══ SUPPLIED DATA

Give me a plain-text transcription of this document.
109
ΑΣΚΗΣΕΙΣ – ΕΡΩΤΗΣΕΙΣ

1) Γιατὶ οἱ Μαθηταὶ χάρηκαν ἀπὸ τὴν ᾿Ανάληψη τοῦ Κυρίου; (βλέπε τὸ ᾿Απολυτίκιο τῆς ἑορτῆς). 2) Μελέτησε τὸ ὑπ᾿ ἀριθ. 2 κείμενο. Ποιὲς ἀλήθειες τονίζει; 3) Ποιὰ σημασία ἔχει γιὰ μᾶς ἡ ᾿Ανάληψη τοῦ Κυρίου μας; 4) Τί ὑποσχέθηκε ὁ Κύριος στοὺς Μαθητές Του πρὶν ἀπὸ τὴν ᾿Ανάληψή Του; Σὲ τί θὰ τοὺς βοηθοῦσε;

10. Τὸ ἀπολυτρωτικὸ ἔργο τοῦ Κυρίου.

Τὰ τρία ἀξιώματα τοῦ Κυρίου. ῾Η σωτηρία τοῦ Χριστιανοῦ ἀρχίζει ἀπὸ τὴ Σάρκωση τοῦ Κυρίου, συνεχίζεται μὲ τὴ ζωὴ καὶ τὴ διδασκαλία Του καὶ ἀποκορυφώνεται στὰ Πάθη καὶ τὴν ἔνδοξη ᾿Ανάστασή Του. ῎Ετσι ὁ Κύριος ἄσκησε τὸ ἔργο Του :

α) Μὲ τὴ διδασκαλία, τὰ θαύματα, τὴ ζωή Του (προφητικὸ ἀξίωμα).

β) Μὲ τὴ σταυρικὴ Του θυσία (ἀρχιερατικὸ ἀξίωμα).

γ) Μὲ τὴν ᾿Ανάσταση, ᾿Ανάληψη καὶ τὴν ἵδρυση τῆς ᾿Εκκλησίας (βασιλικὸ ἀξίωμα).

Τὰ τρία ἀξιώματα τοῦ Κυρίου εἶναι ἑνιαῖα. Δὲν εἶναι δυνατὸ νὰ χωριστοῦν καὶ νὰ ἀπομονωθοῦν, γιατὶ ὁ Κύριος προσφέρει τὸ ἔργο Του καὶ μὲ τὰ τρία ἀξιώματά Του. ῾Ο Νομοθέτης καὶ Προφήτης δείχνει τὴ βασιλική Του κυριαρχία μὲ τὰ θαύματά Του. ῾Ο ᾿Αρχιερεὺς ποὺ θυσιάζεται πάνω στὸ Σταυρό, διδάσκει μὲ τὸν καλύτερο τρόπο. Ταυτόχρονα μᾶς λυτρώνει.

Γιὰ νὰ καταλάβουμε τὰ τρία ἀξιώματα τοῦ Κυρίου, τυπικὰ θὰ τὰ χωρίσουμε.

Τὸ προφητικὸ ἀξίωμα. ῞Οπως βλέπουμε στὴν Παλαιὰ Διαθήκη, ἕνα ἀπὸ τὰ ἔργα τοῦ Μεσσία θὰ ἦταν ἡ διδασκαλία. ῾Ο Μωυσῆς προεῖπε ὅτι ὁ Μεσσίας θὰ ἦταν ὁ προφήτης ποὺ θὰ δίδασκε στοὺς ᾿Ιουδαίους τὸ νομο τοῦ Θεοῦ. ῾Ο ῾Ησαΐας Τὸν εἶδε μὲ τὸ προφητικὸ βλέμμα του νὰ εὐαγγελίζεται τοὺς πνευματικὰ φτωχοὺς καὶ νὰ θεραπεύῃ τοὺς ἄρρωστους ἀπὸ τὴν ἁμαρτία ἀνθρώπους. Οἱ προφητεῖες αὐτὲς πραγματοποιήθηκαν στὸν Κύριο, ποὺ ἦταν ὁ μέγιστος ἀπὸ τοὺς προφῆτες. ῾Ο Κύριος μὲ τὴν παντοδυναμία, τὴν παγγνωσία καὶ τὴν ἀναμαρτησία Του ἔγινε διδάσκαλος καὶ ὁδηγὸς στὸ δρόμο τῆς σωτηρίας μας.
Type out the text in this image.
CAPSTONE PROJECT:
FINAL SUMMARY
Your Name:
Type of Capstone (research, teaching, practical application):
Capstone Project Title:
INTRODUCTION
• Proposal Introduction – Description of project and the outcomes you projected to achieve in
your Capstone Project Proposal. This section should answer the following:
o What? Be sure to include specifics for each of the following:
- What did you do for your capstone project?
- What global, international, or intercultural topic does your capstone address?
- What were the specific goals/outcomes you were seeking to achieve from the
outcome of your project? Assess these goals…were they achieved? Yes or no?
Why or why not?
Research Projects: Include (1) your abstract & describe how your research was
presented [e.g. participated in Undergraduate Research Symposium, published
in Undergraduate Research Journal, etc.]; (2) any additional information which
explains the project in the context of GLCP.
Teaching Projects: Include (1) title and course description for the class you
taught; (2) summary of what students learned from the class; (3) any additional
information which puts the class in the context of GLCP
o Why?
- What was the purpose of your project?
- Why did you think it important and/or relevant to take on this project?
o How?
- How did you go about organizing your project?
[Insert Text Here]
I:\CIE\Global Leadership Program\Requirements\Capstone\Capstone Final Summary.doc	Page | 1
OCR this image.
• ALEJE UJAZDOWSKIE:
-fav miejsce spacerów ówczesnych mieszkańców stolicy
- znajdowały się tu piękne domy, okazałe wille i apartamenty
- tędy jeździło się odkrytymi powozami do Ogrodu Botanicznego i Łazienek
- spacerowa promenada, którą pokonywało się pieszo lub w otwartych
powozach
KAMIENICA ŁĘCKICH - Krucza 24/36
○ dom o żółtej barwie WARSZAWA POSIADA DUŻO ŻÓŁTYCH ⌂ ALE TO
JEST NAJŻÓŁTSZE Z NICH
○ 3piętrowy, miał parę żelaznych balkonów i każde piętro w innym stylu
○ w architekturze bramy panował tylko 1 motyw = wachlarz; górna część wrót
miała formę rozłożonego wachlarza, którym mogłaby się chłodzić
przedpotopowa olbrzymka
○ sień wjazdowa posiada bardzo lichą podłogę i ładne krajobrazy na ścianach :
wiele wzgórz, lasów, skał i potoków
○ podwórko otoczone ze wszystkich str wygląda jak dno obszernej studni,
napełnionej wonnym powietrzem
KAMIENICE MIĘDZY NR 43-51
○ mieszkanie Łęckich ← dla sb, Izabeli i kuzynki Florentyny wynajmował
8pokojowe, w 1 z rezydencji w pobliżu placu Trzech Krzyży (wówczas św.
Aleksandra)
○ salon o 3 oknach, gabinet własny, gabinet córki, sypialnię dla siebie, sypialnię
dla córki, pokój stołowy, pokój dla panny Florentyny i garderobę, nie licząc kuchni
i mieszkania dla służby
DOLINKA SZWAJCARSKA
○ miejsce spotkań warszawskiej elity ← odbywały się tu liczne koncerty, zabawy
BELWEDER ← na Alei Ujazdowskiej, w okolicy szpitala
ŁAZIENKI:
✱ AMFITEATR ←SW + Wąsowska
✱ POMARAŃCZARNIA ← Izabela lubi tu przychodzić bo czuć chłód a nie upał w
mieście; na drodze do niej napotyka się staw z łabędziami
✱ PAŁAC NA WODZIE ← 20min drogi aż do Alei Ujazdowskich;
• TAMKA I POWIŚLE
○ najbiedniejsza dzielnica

════

_EXERCISE PROMPT_
Output all of the material exactly as written.

_ANSWER TO THIS TASK_
Give me a plain-text transcription of this document.
109
ΑΣΚΗΣΕΙΣ – ΕΡΩΤΗΣΕΙΣ

1) Γιατὶ οἱ Μαθηταὶ χάρηκαν ἀπὸ τὴν ᾿Ανάληψη τοῦ Κυρίου; (βλέπε τὸ ᾿Απολυτίκιο τῆς ἑορτῆς). 2) Μελέτησε τὸ ὑπ᾿ ἀριθ. 2 κείμενο. Ποιὲς ἀλήθειες τονίζει; 3) Ποιὰ σημασία ἔχει γιὰ μᾶς ἡ ᾿Ανάληψη τοῦ Κυρίου μας; 4) Τί ὑποσχέθηκε ὁ Κύριος στοὺς Μαθητές Του πρὶν ἀπὸ τὴν ᾿Ανάληψή Του; Σὲ τί θὰ τοὺς βοηθοῦσε;

10. Τὸ ἀπολυτρωτικὸ ἔργο τοῦ Κυρίου.

Τὰ τρία ἀξιώματα τοῦ Κυρίου. ῾Η σωτηρία τοῦ Χριστιανοῦ ἀρχίζει ἀπὸ τὴ Σάρκωση τοῦ Κυρίου, συνεχίζεται μὲ τὴ ζωὴ καὶ τὴ διδασκαλία Του καὶ ἀποκορυφώνεται στὰ Πάθη καὶ τὴν ἔνδοξη ᾿Ανάστασή Του. ῎Ετσι ὁ Κύριος ἄσκησε τὸ ἔργο Του :

α) Μὲ τὴ διδασκαλία, τὰ θαύματα, τὴ ζωή Του (προφητικὸ ἀξίωμα).

β) Μὲ τὴ σταυρικὴ Του θυσία (ἀρχιερατικὸ ἀξίωμα).

γ) Μὲ τὴν ᾿Ανάσταση, ᾿Ανάληψη καὶ τὴν ἵδρυση τῆς ᾿Εκκλησίας (βασιλικὸ ἀξίωμα).

Τὰ τρία ἀξιώματα τοῦ Κυρίου εἶναι ἑνιαῖα. Δὲν εἶναι δυνατὸ νὰ χωριστοῦν καὶ νὰ ἀπομονωθοῦν, γιατὶ ὁ Κύριος προσφέρει τὸ ἔργο Του καὶ μὲ τὰ τρία ἀξιώματά Του. ῾Ο Νομοθέτης καὶ Προφήτης δείχνει τὴ βασιλική Του κυριαρχία μὲ τὰ θαύματά Του. ῾Ο ᾿Αρχιερεὺς ποὺ θυσιάζεται πάνω στὸ Σταυρό, διδάσκει μὲ τὸν καλύτερο τρόπο. Ταυτόχρονα μᾶς λυτρώνει.

Γιὰ νὰ καταλάβουμε τὰ τρία ἀξιώματα τοῦ Κυρίου, τυπικὰ θὰ τὰ χωρίσουμε.

Τὸ προφητικὸ ἀξίωμα. ῞Οπως βλέπουμε στὴν Παλαιὰ Διαθήκη, ἕνα ἀπὸ τὰ ἔργα τοῦ Μεσσία θὰ ἦταν ἡ διδασκαλία. ῾Ο Μωυσῆς προεῖπε ὅτι ὁ Μεσσίας θὰ ἦταν ὁ προφήτης ποὺ θὰ δίδασκε στοὺς ᾿Ιουδαίους τὸ νομο τοῦ Θεοῦ. ῾Ο ῾Ησαΐας Τὸν εἶδε μὲ τὸ προφητικὸ βλέμμα του νὰ εὐαγγελίζεται τοὺς πνευματικὰ φτωχοὺς καὶ νὰ θεραπεύῃ τοὺς ἄρρωστους ἀπὸ τὴν ἁμαρτία ἀνθρώπους. Οἱ προφητεῖες αὐτὲς πραγματοποιήθηκαν στὸν Κύριο, ποὺ ἦταν ὁ μέγιστος ἀπὸ τοὺς προφῆτες. ῾Ο Κύριος μὲ τὴν παντοδυναμία, τὴν παγγνωσία καὶ τὴν ἀναμαρτησία Του ἔγινε διδάσκαλος καὶ ὁδηγὸς στὸ δρόμο τῆς σωτηρίας μας.
Type out the text in this image.
CAPSTONE PROJECT:
FINAL SUMMARY
Your Name:
Type of Capstone (research, teaching, practical application):
Capstone Project Title:
INTRODUCTION
• Proposal Introduction – Description of project and the outcomes you projected to achieve in
your Capstone Project Proposal. This section should answer the following:
o What? Be sure to include specifics for each of the following:
- What did you do for your capstone project?
- What global, international, or intercultural topic does your capstone address?
- What were the specific goals/outcomes you were seeking to achieve from the
outcome of your project? Assess these goals…were they achieved? Yes or no?
Why or why not?
Research Projects: Include (1) your abstract & describe how your research was
presented [e.g. participated in Undergraduate Research Symposium, published
in Undergraduate Research Journal, etc.]; (2) any additional information which
explains the project in the context of GLCP.
Teaching Projects: Include (1) title and course description for the class you
taught; (2) summary of what students learned from the class; (3) any additional
information which puts the class in the context of GLCP
o Why?
- What was the purpose of your project?
- Why did you think it important and/or relevant to take on this project?
o How?
- How did you go about organizing your project?
[Insert Text Here]
I:\CIE\Global Leadership Program\Requirements\Capstone\Capstone Final Summary.doc	Page | 1
OCR this image.
• ALEJE UJAZDOWSKIE:
-fav miejsce spacerów ówczesnych mieszkańców stolicy
- znajdowały się tu piękne domy, okazałe wille i apartamenty
- tędy jeździło się odkrytymi powozami do Ogrodu Botanicznego i Łazienek
- spacerowa promenada, którą pokonywało się pieszo lub w otwartych
powozach
KAMIENICA ŁĘCKICH - Krucza 24/36
○ dom o żółtej barwie WARSZAWA POSIADA DUŻO ŻÓŁTYCH ⌂ ALE TO
JEST NAJŻÓŁTSZE Z NICH
○ 3piętrowy, miał parę żelaznych balkonów i każde piętro w innym stylu
○ w architekturze bramy panował tylko 1 motyw = wachlarz; górna część wrót
miała formę rozłożonego wachlarza, którym mogłaby się chłodzić
przedpotopowa olbrzymka
○ sień wjazdowa posiada bardzo lichą podłogę i ładne krajobrazy na ścianach :
wiele wzgórz, lasów, skał i potoków
○ podwórko otoczone ze wszystkich str wygląda jak dno obszernej studni,
napełnionej wonnym powietrzem
KAMIENICE MIĘDZY NR 43-51
○ mieszkanie Łęckich ← dla sb, Izabeli i kuzynki Florentyny wynajmował
8pokojowe, w 1 z rezydencji w pobliżu placu Trzech Krzyży (wówczas św.
Aleksandra)
○ salon o 3 oknach, gabinet własny, gabinet córki, sypialnię dla siebie, sypialnię
dla córki, pokój stołowy, pokój dla panny Florentyny i garderobę, nie licząc kuchni
i mieszkania dla służby
DOLINKA SZWAJCARSKA
○ miejsce spotkań warszawskiej elity ← odbywały się tu liczne koncerty, zabawy
BELWEDER ← na Alei Ujazdowskiej, w okolicy szpitala
ŁAZIENKI:
✱ AMFITEATR ←SW + Wąsowska
✱ POMARAŃCZARNIA ← Izabela lubi tu przychodzić bo czuć chłód a nie upał w
mieście; na drodze do niej napotyka się staw z łabędziami
✱ PAŁAC NA WODZIE ← 20min drogi aż do Alei Ujazdowskich;
• TAMKA I POWIŚLE
○ najbiedniejsza dzielnica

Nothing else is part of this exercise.